Dataset excerpts ▸
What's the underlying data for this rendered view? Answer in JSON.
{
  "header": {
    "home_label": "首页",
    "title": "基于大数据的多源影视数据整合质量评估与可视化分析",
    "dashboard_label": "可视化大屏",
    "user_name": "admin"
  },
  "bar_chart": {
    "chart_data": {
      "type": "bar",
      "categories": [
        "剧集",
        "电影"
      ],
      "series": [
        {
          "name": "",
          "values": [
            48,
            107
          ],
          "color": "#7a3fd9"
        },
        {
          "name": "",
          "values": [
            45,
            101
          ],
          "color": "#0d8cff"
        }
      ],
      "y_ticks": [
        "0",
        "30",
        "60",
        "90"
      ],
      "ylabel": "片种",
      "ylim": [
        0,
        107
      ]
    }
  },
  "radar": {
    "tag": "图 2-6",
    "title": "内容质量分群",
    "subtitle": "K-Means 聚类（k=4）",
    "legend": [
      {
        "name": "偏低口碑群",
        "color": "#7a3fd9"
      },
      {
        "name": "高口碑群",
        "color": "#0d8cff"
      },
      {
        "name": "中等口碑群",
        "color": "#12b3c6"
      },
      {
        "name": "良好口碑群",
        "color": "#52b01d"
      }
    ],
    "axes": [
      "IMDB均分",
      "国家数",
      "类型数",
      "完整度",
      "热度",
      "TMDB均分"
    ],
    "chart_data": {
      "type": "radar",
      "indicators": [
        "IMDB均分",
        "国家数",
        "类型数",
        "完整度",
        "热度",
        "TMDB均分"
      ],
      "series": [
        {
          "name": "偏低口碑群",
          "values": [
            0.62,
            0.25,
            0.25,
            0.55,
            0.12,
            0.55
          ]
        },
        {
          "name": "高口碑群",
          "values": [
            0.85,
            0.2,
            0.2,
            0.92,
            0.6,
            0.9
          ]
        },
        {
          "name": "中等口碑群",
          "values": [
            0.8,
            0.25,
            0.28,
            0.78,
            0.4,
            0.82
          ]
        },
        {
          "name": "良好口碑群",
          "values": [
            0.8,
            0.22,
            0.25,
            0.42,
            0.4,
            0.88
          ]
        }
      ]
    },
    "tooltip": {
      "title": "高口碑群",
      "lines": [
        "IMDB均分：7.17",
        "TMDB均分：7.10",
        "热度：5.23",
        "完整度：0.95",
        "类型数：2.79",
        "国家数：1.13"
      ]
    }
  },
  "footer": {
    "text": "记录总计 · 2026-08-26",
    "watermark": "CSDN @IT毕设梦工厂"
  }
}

==

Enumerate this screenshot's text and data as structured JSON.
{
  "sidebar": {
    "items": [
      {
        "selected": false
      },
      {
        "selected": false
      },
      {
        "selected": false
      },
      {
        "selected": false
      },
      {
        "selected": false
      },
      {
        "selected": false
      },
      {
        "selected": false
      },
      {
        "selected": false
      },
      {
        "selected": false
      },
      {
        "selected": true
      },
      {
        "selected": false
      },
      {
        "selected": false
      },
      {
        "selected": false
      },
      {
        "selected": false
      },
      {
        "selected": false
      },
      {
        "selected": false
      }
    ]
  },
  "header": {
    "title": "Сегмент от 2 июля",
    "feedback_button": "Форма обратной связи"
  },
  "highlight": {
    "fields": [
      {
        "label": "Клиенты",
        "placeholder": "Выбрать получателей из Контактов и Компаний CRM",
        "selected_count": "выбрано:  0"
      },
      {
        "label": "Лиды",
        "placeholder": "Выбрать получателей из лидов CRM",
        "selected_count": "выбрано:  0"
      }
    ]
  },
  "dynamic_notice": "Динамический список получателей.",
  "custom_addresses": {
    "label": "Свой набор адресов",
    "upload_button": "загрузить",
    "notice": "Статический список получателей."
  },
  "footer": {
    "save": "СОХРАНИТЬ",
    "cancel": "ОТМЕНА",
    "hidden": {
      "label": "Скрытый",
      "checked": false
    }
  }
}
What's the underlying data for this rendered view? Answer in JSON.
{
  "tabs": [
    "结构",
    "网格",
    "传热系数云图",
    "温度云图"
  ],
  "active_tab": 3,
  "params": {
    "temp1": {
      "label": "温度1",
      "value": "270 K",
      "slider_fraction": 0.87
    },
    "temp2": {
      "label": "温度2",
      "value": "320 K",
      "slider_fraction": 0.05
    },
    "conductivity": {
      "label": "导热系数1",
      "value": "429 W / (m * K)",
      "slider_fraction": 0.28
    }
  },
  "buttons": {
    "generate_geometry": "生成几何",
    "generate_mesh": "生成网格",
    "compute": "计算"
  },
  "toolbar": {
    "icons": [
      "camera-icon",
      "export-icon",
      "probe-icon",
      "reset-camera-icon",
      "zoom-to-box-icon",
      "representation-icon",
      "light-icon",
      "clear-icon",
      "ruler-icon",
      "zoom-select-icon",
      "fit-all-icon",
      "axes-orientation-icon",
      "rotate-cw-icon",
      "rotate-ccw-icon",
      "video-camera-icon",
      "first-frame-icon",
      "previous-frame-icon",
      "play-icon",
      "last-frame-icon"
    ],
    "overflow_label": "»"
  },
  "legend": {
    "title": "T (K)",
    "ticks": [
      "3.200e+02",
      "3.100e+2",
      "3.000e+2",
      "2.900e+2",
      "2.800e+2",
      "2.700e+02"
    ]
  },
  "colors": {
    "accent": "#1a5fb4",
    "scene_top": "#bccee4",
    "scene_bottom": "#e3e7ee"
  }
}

Job ▸ Search the lines above for the string "получателей" and copy each line that has it.

Expected output ▸
        "placeholder": "Выбрать получателей из Контактов и Компаний CRM",
        "placeholder": "Выбрать получателей из лидов CRM",
  "dynamic_notice": "Динамический список получателей.",
    "notice": "Статический список получателей."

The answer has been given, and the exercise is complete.